● **BRIEF**: Pull every line with the word "subtitle" out of the entries below.

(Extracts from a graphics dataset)
□ □ □ □
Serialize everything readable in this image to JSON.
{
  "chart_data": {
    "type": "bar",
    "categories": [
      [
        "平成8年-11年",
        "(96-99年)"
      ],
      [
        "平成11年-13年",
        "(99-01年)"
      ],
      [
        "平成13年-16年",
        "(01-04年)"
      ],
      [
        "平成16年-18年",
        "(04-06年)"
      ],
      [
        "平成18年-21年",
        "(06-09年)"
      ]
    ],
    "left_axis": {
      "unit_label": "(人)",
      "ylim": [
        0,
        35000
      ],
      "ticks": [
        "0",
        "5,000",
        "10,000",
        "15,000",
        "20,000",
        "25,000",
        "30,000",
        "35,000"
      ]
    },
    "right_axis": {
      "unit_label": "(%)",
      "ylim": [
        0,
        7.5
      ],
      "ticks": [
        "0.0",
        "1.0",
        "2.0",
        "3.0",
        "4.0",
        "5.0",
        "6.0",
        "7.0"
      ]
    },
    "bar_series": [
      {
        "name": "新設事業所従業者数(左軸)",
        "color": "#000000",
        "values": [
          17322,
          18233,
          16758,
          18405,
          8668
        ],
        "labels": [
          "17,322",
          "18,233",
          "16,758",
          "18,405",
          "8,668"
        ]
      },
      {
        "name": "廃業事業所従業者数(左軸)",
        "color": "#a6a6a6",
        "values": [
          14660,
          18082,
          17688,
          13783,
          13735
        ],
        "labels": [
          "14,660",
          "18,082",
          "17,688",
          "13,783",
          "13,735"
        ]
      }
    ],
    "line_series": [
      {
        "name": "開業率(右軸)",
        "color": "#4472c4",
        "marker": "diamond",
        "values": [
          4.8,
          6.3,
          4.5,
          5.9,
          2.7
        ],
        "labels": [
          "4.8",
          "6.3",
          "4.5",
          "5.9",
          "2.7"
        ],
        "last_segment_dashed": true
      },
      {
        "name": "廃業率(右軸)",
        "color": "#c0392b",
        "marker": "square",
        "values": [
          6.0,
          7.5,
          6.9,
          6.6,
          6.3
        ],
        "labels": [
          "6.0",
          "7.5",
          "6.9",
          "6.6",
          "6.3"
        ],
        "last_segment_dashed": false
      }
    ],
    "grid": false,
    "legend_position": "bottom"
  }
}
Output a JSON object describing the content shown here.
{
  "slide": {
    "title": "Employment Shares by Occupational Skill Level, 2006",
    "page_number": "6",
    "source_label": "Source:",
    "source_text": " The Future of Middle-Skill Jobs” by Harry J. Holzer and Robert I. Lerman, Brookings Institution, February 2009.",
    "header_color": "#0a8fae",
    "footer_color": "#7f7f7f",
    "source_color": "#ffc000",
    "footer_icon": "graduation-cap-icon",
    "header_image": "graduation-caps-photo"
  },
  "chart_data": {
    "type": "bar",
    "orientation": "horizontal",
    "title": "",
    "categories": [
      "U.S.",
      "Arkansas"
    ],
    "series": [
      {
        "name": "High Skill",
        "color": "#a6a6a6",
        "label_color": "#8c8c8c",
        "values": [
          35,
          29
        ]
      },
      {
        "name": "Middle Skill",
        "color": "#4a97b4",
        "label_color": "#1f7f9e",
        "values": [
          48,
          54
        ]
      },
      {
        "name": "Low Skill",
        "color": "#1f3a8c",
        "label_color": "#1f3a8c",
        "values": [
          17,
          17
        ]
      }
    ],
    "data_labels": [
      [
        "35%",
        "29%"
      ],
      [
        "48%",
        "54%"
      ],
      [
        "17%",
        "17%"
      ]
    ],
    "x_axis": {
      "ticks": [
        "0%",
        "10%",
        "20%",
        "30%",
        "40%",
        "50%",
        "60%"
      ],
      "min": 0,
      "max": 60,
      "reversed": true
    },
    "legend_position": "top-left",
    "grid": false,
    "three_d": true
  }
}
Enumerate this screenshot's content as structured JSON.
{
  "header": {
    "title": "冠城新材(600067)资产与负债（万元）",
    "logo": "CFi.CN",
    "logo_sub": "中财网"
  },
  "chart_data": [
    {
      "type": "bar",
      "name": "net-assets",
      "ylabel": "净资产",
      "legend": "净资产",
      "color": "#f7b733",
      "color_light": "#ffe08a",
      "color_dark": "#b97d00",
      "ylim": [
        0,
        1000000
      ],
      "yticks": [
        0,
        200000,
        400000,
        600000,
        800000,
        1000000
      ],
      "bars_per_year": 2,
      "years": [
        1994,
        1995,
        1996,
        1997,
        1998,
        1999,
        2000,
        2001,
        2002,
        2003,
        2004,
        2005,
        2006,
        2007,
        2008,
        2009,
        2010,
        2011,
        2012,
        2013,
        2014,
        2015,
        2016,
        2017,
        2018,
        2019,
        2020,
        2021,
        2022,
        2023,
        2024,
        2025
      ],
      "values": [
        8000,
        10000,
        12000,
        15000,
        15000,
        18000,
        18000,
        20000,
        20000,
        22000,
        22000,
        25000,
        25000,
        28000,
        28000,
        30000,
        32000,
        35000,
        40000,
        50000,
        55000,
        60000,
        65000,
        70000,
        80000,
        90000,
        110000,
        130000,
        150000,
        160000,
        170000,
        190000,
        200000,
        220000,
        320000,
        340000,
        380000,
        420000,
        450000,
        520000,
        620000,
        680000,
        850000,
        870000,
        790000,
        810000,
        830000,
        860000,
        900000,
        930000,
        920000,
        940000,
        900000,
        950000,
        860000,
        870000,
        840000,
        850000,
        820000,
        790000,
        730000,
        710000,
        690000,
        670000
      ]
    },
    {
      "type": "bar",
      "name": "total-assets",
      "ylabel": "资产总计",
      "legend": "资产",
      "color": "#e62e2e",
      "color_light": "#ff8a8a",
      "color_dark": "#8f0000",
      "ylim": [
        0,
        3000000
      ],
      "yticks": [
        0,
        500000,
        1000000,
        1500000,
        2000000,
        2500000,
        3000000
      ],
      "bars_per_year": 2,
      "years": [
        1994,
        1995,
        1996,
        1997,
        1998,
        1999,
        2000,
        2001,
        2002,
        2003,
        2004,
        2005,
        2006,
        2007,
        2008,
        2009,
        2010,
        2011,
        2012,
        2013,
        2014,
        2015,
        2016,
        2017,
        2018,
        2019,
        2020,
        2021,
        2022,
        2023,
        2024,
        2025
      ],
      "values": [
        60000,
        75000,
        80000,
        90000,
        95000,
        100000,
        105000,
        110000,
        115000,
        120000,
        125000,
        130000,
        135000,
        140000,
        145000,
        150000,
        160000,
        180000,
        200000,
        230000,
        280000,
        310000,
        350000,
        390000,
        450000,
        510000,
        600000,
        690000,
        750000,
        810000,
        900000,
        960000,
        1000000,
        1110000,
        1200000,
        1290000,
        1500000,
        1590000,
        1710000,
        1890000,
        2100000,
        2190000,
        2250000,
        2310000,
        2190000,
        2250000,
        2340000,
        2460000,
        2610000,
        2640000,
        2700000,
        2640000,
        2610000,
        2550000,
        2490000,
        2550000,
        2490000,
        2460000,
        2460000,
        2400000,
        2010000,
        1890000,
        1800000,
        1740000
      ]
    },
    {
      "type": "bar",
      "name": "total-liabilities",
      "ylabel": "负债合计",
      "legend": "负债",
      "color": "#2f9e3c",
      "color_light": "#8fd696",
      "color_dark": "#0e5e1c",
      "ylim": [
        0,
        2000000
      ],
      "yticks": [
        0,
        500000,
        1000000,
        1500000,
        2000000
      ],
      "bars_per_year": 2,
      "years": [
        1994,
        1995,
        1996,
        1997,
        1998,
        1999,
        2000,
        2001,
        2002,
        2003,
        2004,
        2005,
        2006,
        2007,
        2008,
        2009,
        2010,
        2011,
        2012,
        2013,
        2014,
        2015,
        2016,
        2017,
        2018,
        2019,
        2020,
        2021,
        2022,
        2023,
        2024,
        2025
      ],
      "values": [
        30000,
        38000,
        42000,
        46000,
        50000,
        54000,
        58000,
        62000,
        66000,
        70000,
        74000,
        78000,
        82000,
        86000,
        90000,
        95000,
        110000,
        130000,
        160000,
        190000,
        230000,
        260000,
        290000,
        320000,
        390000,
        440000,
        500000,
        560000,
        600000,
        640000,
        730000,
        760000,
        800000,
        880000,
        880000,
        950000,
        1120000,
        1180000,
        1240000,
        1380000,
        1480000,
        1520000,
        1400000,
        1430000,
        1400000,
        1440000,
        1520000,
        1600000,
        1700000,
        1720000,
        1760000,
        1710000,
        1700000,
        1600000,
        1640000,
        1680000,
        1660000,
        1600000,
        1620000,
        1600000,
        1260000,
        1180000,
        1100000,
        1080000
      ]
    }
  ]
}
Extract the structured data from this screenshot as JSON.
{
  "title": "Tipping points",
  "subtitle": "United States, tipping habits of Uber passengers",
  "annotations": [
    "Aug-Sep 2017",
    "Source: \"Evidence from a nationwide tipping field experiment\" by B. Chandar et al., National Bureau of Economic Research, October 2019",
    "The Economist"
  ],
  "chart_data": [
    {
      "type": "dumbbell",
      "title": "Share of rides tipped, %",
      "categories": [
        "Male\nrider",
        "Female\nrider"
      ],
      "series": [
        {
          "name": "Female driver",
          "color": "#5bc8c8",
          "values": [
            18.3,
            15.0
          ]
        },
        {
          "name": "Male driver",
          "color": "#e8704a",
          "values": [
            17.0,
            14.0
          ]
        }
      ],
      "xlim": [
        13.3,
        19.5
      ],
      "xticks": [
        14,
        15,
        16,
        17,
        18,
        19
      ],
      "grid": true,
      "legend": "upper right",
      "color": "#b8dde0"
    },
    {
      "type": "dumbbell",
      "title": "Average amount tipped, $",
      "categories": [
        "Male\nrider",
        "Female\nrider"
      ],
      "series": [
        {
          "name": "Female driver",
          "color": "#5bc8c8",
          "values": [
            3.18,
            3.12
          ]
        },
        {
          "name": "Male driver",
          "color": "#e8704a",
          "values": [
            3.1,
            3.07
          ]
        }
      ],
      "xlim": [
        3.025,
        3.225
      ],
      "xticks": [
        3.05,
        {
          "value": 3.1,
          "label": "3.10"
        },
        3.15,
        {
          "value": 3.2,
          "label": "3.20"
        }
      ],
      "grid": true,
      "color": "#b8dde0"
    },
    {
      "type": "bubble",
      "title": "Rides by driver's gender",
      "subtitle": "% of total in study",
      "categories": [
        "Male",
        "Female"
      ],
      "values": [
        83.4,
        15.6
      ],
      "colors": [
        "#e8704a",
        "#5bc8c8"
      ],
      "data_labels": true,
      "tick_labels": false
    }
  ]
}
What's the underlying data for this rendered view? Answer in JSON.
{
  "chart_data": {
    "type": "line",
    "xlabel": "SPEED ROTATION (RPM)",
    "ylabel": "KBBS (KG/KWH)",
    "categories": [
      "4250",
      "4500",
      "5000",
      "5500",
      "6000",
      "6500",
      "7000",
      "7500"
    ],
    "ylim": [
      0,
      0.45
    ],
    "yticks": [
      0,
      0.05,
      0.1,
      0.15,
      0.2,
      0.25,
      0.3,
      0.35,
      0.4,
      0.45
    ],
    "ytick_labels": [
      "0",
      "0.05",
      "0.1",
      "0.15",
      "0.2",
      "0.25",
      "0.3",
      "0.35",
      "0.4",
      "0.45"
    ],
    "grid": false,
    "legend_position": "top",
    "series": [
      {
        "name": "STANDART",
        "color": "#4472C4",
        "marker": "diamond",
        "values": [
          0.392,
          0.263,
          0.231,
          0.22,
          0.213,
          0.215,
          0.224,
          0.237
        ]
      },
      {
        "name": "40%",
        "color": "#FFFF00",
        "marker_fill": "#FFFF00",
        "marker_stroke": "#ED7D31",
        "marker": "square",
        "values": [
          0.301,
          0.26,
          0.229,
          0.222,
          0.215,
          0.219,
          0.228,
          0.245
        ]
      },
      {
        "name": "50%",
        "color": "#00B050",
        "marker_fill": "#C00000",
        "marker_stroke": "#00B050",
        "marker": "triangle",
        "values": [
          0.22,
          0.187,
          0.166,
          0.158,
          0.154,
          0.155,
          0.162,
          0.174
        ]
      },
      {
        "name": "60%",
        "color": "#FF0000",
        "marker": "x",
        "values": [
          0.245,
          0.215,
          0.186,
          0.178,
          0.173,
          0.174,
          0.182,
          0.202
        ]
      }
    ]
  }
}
□ □ □ □
● **ANSWER**:
  "subtitle": "United States, tipping habits of Uber passengers",
      "subtitle": "% of total in study",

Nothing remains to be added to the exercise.